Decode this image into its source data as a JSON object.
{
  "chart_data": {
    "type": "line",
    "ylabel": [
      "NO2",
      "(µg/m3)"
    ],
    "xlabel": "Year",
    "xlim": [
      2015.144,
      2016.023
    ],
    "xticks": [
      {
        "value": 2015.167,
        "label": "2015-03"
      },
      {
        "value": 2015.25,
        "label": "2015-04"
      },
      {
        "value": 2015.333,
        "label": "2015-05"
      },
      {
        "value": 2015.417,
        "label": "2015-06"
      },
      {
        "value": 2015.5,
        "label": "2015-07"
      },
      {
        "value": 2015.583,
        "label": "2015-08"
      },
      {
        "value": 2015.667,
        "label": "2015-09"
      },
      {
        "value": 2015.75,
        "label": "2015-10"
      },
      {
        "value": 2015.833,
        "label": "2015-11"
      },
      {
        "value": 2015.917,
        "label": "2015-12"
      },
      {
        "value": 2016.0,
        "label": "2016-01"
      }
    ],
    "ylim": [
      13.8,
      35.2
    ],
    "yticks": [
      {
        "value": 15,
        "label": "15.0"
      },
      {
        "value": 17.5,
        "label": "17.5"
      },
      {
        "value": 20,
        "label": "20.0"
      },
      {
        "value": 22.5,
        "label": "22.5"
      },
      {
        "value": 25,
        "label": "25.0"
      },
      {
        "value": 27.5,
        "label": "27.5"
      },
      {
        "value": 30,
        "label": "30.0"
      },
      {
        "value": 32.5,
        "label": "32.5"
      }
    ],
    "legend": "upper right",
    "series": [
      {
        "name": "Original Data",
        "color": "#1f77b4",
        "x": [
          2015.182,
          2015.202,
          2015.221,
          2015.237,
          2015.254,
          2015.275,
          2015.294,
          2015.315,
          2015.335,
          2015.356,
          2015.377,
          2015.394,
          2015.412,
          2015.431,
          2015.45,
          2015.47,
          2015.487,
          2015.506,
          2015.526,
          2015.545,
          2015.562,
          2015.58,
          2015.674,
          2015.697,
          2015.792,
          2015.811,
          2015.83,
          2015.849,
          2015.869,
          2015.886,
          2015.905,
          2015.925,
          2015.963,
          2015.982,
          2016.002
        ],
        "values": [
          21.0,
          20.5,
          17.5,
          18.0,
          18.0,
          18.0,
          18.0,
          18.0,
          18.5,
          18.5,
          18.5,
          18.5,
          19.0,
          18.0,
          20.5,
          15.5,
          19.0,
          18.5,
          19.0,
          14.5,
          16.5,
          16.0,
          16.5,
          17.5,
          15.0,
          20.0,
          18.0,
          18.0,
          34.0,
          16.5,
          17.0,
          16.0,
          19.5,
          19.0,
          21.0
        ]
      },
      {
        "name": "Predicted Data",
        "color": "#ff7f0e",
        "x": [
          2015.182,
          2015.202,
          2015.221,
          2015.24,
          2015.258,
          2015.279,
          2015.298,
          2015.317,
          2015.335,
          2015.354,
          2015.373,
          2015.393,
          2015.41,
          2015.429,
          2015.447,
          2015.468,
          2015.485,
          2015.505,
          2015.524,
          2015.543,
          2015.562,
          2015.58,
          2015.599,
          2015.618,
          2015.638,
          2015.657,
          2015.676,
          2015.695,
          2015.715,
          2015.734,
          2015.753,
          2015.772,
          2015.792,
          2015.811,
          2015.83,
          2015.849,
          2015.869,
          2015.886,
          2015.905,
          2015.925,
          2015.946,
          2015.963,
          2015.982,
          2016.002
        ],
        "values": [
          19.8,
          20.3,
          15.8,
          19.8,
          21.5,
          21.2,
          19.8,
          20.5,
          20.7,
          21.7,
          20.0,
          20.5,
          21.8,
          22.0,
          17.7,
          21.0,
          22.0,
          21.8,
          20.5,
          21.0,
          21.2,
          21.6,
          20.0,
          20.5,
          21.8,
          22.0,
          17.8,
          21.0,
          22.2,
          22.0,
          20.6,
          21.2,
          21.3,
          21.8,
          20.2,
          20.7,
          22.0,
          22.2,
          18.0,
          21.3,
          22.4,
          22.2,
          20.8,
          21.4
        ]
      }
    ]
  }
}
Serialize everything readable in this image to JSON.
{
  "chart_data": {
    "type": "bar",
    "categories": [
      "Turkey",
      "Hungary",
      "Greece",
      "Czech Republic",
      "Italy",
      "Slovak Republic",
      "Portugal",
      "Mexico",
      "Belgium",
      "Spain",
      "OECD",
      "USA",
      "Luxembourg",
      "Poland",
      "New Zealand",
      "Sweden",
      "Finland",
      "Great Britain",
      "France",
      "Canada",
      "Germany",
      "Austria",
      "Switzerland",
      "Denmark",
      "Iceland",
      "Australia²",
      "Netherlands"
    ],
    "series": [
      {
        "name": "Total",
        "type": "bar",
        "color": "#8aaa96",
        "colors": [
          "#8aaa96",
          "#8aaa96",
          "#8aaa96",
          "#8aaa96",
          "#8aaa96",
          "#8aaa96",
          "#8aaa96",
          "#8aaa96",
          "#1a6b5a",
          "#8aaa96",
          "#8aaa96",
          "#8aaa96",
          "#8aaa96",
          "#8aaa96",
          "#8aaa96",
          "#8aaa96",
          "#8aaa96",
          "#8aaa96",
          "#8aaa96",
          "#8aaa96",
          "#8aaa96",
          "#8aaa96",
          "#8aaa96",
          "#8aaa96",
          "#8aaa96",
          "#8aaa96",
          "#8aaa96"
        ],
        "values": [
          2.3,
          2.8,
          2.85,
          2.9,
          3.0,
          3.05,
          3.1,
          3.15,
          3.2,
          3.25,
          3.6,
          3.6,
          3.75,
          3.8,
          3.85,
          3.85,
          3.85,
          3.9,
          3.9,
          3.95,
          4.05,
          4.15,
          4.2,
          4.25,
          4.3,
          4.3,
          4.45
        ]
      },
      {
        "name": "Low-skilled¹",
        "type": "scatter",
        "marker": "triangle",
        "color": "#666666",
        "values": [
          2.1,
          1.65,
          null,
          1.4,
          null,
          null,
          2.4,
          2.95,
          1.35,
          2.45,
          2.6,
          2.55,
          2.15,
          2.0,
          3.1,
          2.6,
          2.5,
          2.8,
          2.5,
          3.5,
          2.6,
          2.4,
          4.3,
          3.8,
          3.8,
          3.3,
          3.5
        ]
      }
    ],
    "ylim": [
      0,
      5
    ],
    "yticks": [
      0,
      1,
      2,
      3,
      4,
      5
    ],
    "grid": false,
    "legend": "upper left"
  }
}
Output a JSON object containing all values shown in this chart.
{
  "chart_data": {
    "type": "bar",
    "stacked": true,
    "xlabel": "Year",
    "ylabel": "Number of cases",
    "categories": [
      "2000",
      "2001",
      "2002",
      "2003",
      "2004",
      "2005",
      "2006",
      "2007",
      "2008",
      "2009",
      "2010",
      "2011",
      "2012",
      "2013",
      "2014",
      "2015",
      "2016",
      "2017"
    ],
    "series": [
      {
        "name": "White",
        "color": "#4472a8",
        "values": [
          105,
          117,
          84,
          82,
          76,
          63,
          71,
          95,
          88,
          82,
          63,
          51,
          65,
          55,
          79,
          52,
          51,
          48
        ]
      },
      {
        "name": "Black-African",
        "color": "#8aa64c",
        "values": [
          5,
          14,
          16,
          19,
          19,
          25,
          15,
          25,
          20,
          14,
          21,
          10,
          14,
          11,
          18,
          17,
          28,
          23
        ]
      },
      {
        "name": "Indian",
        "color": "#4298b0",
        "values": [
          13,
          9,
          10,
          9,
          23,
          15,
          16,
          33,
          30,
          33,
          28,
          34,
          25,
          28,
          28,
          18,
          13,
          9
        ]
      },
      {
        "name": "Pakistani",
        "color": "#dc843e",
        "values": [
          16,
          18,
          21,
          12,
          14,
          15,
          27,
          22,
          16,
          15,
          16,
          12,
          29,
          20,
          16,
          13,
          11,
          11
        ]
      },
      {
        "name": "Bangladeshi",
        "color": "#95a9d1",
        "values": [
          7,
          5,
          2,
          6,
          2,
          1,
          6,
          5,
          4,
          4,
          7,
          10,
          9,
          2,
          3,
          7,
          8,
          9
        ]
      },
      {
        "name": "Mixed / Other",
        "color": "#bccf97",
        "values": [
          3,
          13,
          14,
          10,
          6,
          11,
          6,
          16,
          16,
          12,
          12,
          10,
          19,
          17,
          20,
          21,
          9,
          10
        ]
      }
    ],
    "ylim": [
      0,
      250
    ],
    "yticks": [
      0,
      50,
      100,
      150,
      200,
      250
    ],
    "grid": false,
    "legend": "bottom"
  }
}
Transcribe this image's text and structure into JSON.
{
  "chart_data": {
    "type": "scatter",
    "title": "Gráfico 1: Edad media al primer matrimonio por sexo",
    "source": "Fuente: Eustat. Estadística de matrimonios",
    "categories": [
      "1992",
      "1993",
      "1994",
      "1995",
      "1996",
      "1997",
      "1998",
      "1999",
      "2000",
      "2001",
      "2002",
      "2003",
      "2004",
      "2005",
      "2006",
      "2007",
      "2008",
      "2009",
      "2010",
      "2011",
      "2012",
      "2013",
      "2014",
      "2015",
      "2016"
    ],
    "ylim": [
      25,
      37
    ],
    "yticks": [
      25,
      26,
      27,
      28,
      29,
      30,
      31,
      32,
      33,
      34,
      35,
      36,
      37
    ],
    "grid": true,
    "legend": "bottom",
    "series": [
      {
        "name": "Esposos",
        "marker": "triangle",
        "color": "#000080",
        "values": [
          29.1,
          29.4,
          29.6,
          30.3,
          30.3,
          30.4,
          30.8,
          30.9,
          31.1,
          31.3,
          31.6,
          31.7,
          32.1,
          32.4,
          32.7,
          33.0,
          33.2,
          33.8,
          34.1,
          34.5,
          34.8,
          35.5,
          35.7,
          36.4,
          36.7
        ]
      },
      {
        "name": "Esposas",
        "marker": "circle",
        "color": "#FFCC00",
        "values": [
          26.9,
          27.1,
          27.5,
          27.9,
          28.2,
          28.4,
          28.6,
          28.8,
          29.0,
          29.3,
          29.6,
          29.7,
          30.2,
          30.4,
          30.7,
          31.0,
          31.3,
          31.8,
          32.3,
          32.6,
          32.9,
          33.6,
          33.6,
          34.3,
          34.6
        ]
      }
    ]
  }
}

Aim: Only lines with "name" are wanted here; list each of them.

Exercise answer:
        "name": "Original Data",
        "name": "Predicted Data",
        "name": "Total",
        "name": "Low-skilled¹",
        "name": "White",
        "name": "Black-African",
        "name": "Indian",
        "name": "Pakistani",
        "name": "Bangladeshi",
        "name": "Mixed / Other",
        "name": "Esposos",
        "name": "Esposas",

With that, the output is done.